TASK PROMPT: Return the material below line for line, with no changes, and leave out the pictures.

RECORDS SHOWN:
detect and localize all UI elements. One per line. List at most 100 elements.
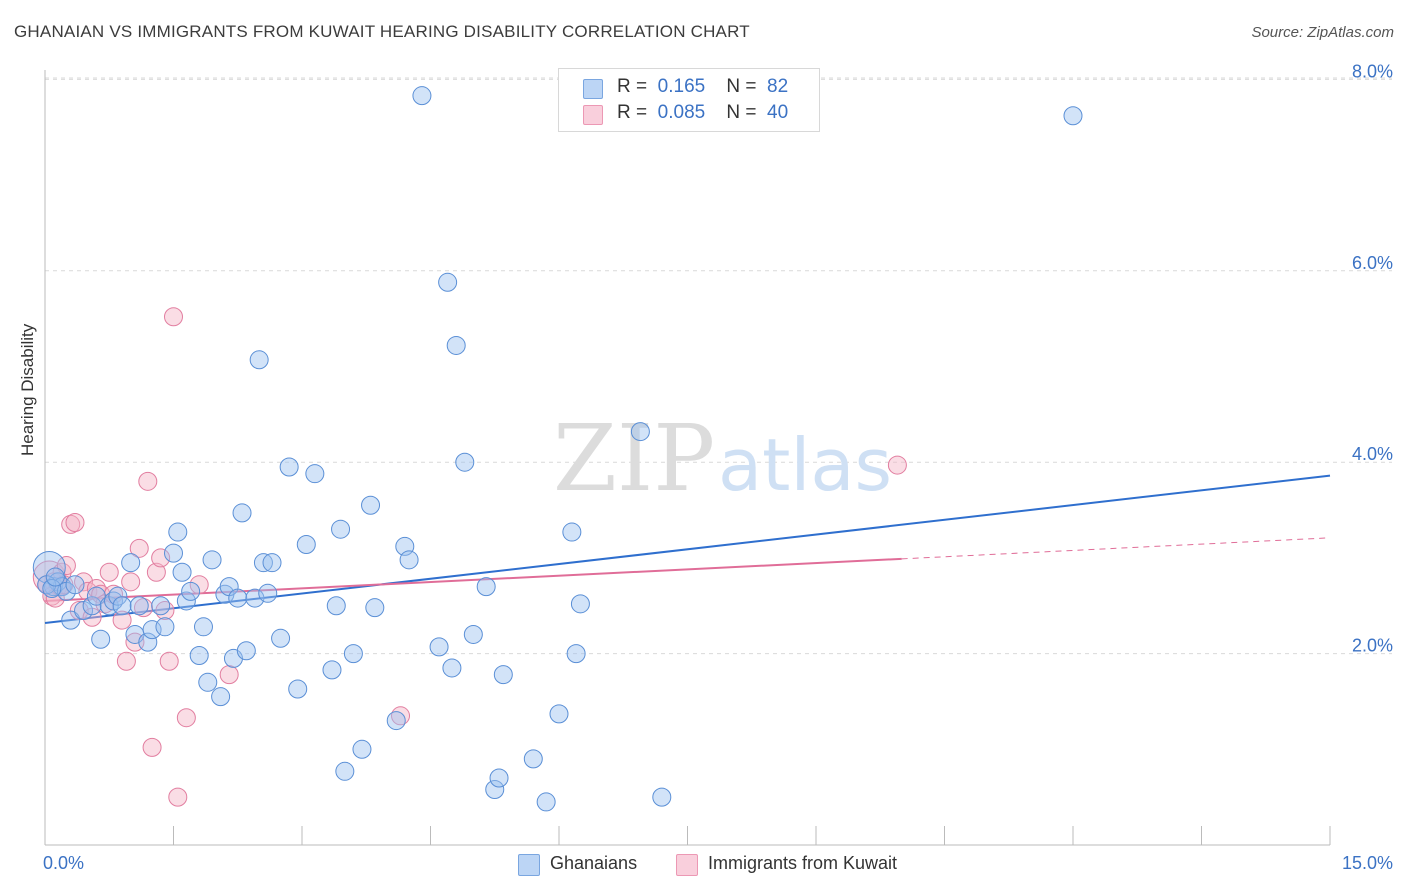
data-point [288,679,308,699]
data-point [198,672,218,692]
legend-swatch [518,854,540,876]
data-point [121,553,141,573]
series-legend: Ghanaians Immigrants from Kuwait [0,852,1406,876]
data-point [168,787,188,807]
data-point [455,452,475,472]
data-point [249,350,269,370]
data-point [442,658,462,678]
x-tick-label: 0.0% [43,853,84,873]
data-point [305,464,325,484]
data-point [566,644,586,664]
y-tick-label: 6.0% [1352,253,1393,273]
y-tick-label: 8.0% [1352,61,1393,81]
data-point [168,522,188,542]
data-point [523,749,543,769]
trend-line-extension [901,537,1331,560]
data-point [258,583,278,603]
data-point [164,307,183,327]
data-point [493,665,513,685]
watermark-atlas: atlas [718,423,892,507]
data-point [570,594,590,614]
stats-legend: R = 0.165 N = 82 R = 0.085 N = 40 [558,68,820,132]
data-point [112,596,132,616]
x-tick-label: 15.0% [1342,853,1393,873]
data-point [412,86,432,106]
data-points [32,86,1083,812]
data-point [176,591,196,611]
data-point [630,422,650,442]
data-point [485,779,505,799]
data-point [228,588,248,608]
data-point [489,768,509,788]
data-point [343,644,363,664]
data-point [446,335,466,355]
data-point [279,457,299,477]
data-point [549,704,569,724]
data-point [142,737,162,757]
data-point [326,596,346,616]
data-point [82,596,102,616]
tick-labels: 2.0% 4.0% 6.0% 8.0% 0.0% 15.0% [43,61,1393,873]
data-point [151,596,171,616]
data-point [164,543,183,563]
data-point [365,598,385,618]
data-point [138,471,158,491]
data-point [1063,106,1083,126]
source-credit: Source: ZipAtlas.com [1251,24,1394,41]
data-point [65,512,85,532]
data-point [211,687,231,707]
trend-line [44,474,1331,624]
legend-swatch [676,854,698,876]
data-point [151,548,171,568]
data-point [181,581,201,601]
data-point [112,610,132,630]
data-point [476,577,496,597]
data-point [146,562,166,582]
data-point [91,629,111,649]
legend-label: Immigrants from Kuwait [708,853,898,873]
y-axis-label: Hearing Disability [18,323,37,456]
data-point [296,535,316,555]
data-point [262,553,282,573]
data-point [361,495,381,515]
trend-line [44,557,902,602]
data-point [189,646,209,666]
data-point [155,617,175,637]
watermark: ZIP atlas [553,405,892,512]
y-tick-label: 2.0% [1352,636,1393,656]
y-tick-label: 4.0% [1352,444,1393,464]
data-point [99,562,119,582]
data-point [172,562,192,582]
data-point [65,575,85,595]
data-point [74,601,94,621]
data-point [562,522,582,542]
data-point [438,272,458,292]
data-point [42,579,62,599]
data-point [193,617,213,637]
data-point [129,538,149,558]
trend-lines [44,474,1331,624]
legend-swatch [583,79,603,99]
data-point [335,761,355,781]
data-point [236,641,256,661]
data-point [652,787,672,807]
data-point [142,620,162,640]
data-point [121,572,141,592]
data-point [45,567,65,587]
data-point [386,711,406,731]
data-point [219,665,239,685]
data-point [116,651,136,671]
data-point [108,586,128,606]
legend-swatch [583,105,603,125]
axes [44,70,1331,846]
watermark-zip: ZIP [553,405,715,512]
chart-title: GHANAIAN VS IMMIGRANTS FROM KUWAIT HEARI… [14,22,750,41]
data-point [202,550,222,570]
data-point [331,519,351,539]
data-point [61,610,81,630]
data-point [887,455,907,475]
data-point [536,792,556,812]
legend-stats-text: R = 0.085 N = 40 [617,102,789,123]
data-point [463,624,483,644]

FULL OUTPUT:
detect and localize all UI elements. One per line. List at most 100 elements.
data-point [288,679,308,699]
data-point [198,672,218,692]
legend-swatch [518,854,540,876]
data-point [121,553,141,573]
series-legend: Ghanaians Immigrants from Kuwait [0,852,1406,876]
data-point [168,787,188,807]
data-point [455,452,475,472]
data-point [249,350,269,370]
data-point [442,658,462,678]
x-tick-label: 0.0% [43,853,84,873]
data-point [305,464,325,484]
data-point [566,644,586,664]
y-tick-label: 6.0% [1352,253,1393,273]
y-tick-label: 8.0% [1352,61,1393,81]
data-point [168,522,188,542]
data-point [523,749,543,769]
trend-line-extension [901,537,1331,560]
data-point [258,583,278,603]
data-point [164,307,183,327]
data-point [493,665,513,685]
watermark-atlas: atlas [718,423,892,507]
data-point [570,594,590,614]
stats-legend: R = 0.165 N = 82 R = 0.085 N = 40 [558,68,820,132]
data-point [112,596,132,616]
x-tick-label: 15.0% [1342,853,1393,873]
data-point [412,86,432,106]
data-points [32,86,1083,812]
data-point [176,591,196,611]
data-point [630,422,650,442]
data-point [485,779,505,799]
data-point [228,588,248,608]
data-point [489,768,509,788]
data-point [343,644,363,664]
data-point [446,335,466,355]
data-point [279,457,299,477]
data-point [549,704,569,724]
data-point [142,737,162,757]
data-point [326,596,346,616]
data-point [82,596,102,616]
tick-labels: 2.0% 4.0% 6.0% 8.0% 0.0% 15.0% [43,61,1393,873]
data-point [151,596,171,616]
data-point [164,543,183,563]
data-point [365,598,385,618]
data-point [138,471,158,491]
data-point [1063,106,1083,126]
source-credit: Source: ZipAtlas.com [1251,24,1394,41]
data-point [65,512,85,532]
data-point [211,687,231,707]
trend-line [44,474,1331,624]
legend-swatch [676,854,698,876]
data-point [151,548,171,568]
data-point [181,581,201,601]
data-point [112,610,132,630]
data-point [476,577,496,597]
data-point [146,562,166,582]
data-point [91,629,111,649]
legend-label: Immigrants from Kuwait [708,853,898,873]
y-axis-label: Hearing Disability [18,323,37,456]
data-point [296,535,316,555]
data-point [262,553,282,573]
data-point [361,495,381,515]
trend-line [44,557,902,602]
data-point [189,646,209,666]
data-point [155,617,175,637]
watermark: ZIP atlas [553,405,892,512]
y-tick-label: 2.0% [1352,636,1393,656]
y-tick-label: 4.0% [1352,444,1393,464]
data-point [99,562,119,582]
data-point [172,562,192,582]
data-point [65,575,85,595]
data-point [74,601,94,621]
data-point [562,522,582,542]
data-point [438,272,458,292]
data-point [42,579,62,599]
data-point [193,617,213,637]
data-point [129,538,149,558]
trend-lines [44,474,1331,624]
legend-swatch [583,79,603,99]
data-point [335,761,355,781]
data-point [236,641,256,661]
data-point [652,787,672,807]
data-point [142,620,162,640]
data-point [121,572,141,592]
data-point [45,567,65,587]
data-point [386,711,406,731]
data-point [219,665,239,685]
data-point [116,651,136,671]
data-point [108,586,128,606]
legend-swatch [583,105,603,125]
axes [44,70,1331,846]
watermark-zip: ZIP [553,405,715,512]
chart-title: GHANAIAN VS IMMIGRANTS FROM KUWAIT HEARI… [14,22,750,41]
data-point [202,550,222,570]
data-point [331,519,351,539]
data-point [61,610,81,630]
data-point [887,455,907,475]
data-point [536,792,556,812]
legend-stats-text: R = 0.085 N = 40 [617,102,789,123]
data-point [463,624,483,644]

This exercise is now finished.